Dataset excerpts:
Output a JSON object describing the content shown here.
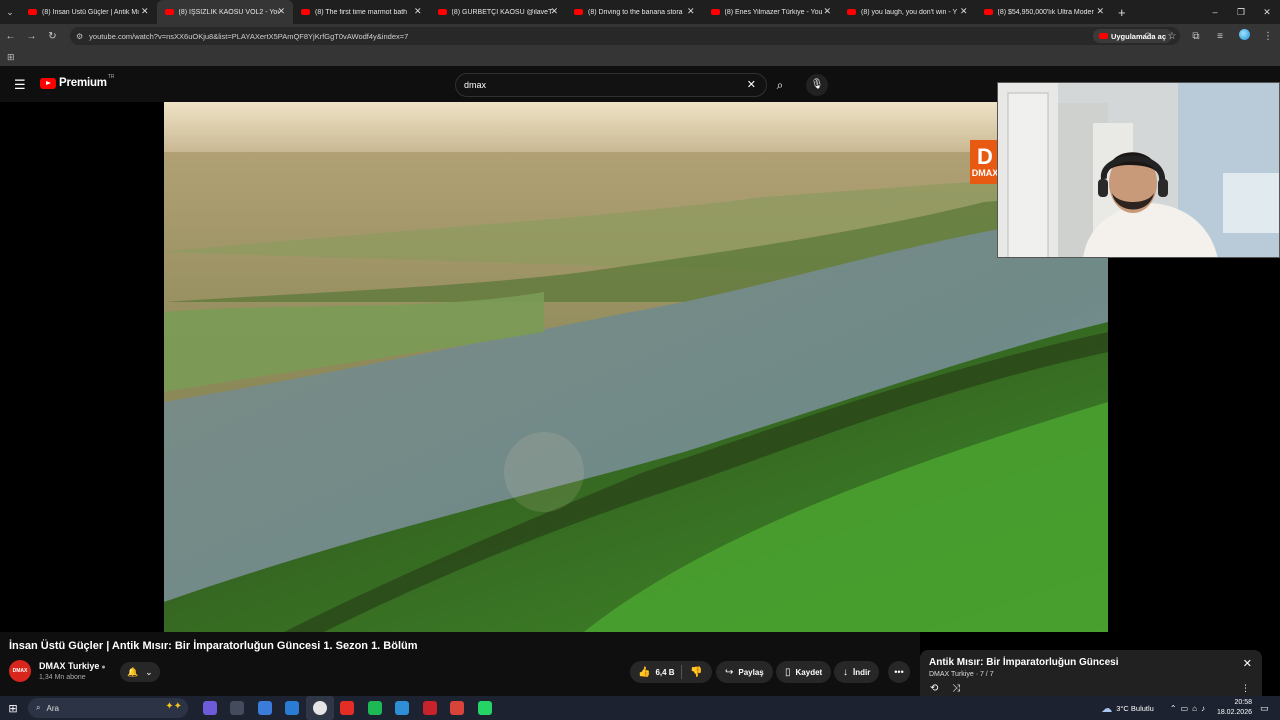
{
  "browser": {
    "tabs": [
      {
        "label": "(8) İnsan Üstü Güçler | Antik Mı",
        "active": false
      },
      {
        "label": "(8) İŞSİZLİK KAOSU VOL2 - You",
        "active": true
      },
      {
        "label": "(8) The first time marmot bath",
        "active": false
      },
      {
        "label": "(8) GURBETÇİ KAOSU @ilaveTv",
        "active": false
      },
      {
        "label": "(8) Driving to the banana stora",
        "active": false
      },
      {
        "label": "(8) Enes Yilmazer Türkiye - You",
        "active": false
      },
      {
        "label": "(8) you laugh, you don't win - Y",
        "active": false
      },
      {
        "label": "(8) $54,950,000'lık Ultra Moder",
        "active": false
      }
    ],
    "url": "youtube.com/watch?v=nsXX6uOKju8&list=PLAYAXertX5PAmQF8YjKrfGgT0vAWodf4y&index=7",
    "open_in_app": "Uygulamada aç"
  },
  "youtube": {
    "logo_text": "Premium",
    "country_code": "TR",
    "search_value": "dmax",
    "video_logo": {
      "big": "D",
      "small": "DMAX"
    },
    "video_title": "İnsan Üstü Güçler | Antik Mısır: Bir İmparatorluğun Güncesi 1. Sezon 1. Bölüm",
    "channel": {
      "name": "DMAX Turkiye",
      "subscribers": "1,34 Mn abone",
      "avatar_text": "DMAX"
    },
    "actions": {
      "likes": "6,4 B",
      "share": "Paylaş",
      "save": "Kaydet",
      "download": "İndir"
    },
    "playlist": {
      "title": "Antik Mısır: Bir İmparatorluğun Güncesi",
      "channel": "DMAX Turkiye",
      "position": "7 / 7"
    }
  },
  "taskbar": {
    "search_placeholder": "Ara",
    "weather": "3°C Bulutlu",
    "time": "20:58",
    "date": "18.02.2026",
    "app_colors": [
      "#6e5bd9",
      "#444b5c",
      "#3b7bd9",
      "#2a7bd4",
      "#e5e5e5",
      "#e52d27",
      "#1db954",
      "#2f8fd6",
      "#c8232c",
      "#d9443a",
      "#25d366"
    ]
  }
}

Exercise prompt :: Make an exact copy of the listing above. Do not include the pictures.

The response ::
Output a JSON object describing the content shown here.
{
  "browser": {
    "tabs": [
      {
        "label": "(8) İnsan Üstü Güçler | Antik Mı",
        "active": false
      },
      {
        "label": "(8) İŞSİZLİK KAOSU VOL2 - You",
        "active": true
      },
      {
        "label": "(8) The first time marmot bath",
        "active": false
      },
      {
        "label": "(8) GURBETÇİ KAOSU @ilaveTv",
        "active": false
      },
      {
        "label": "(8) Driving to the banana stora",
        "active": false
      },
      {
        "label": "(8) Enes Yilmazer Türkiye - You",
        "active": false
      },
      {
        "label": "(8) you laugh, you don't win - Y",
        "active": false
      },
      {
        "label": "(8) $54,950,000'lık Ultra Moder",
        "active": false
      }
    ],
    "url": "youtube.com/watch?v=nsXX6uOKju8&list=PLAYAXertX5PAmQF8YjKrfGgT0vAWodf4y&index=7",
    "open_in_app": "Uygulamada aç"
  },
  "youtube": {
    "logo_text": "Premium",
    "country_code": "TR",
    "search_value": "dmax",
    "video_logo": {
      "big": "D",
      "small": "DMAX"
    },
    "video_title": "İnsan Üstü Güçler | Antik Mısır: Bir İmparatorluğun Güncesi 1. Sezon 1. Bölüm",
    "channel": {
      "name": "DMAX Turkiye",
      "subscribers": "1,34 Mn abone",
      "avatar_text": "DMAX"
    },
    "actions": {
      "likes": "6,4 B",
      "share": "Paylaş",
      "save": "Kaydet",
      "download": "İndir"
    },
    "playlist": {
      "title": "Antik Mısır: Bir İmparatorluğun Güncesi",
      "channel": "DMAX Turkiye",
      "position": "7 / 7"
    }
  },
  "taskbar": {
    "search_placeholder": "Ara",
    "weather": "3°C Bulutlu",
    "time": "20:58",
    "date": "18.02.2026",
    "app_colors": [
      "#6e5bd9",
      "#444b5c",
      "#3b7bd9",
      "#2a7bd4",
      "#e5e5e5",
      "#e52d27",
      "#1db954",
      "#2f8fd6",
      "#c8232c",
      "#d9443a",
      "#25d366"
    ]
  }
}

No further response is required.